=== Request ===
Give back everything from the start of the items down to the line containing "paragraph-text: 思想道德与法治的社会实践心得 [171, 275, 492, 300]", swapping each "教材" for "课本" and leaving everything else the same.

=== Listed entries ===
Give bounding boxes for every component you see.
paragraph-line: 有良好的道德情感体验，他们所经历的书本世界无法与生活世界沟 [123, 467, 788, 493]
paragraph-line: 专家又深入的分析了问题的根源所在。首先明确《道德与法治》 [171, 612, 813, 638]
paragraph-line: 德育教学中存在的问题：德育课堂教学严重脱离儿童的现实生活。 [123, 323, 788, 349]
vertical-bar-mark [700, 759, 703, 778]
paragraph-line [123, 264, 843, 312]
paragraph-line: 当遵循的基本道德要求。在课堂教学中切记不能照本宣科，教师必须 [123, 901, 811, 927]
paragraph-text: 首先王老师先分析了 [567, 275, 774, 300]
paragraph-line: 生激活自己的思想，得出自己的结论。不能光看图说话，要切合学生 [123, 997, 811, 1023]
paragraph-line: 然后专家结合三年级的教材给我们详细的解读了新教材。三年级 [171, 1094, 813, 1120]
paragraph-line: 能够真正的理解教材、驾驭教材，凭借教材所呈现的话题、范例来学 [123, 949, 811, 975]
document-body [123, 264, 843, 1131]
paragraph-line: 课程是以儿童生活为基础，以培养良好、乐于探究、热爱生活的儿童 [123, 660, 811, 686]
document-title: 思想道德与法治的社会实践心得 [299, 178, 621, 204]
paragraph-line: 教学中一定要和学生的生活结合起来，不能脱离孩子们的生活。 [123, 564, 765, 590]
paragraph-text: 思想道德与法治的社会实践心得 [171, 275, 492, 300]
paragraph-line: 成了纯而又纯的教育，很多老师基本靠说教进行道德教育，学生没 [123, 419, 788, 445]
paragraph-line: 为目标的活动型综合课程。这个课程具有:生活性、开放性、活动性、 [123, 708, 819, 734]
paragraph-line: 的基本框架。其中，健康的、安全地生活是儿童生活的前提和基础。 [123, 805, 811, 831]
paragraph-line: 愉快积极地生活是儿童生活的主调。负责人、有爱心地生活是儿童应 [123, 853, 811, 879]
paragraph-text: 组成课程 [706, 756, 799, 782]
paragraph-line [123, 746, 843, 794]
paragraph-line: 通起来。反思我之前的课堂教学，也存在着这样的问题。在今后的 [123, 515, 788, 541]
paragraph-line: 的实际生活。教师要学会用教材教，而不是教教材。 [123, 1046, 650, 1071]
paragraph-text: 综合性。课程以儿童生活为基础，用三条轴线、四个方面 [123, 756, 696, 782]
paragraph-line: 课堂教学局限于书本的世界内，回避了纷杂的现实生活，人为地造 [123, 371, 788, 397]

=== Expected answer ===
Give bounding boxes for every component you see.
paragraph-line: 有良好的道德情感体验，他们所经历的书本世界无法与生活世界沟 [123, 467, 788, 493]
paragraph-line: 专家又深入的分析了问题的根源所在。首先明确《道德与法治》 [171, 612, 813, 638]
paragraph-line: 德育教学中存在的问题：德育课堂教学严重脱离儿童的现实生活。 [123, 323, 788, 349]
vertical-bar-mark [700, 759, 703, 778]
paragraph-line [123, 264, 843, 312]
paragraph-line: 当遵循的基本道德要求。在课堂教学中切记不能照本宣科，教师必须 [123, 901, 811, 927]
paragraph-text: 首先王老师先分析了 [567, 275, 774, 300]
paragraph-line: 生激活自己的思想，得出自己的结论。不能光看图说话，要切合学生 [123, 997, 811, 1023]
paragraph-line: 然后专家结合三年级的课本给我们详细的解读了新课本。三年级 [171, 1094, 813, 1120]
paragraph-line: 能够真正的理解课本、驾驭课本，凭借课本所呈现的话题、范例来学 [123, 949, 811, 975]
document-body [123, 264, 843, 1131]
paragraph-line: 课程是以儿童生活为基础，以培养良好、乐于探究、热爱生活的儿童 [123, 660, 811, 686]
document-title: 思想道德与法治的社会实践心得 [299, 178, 621, 204]
paragraph-line: 教学中一定要和学生的生活结合起来，不能脱离孩子们的生活。 [123, 564, 765, 590]
paragraph-text: 思想道德与法治的社会实践心得 [171, 275, 492, 300]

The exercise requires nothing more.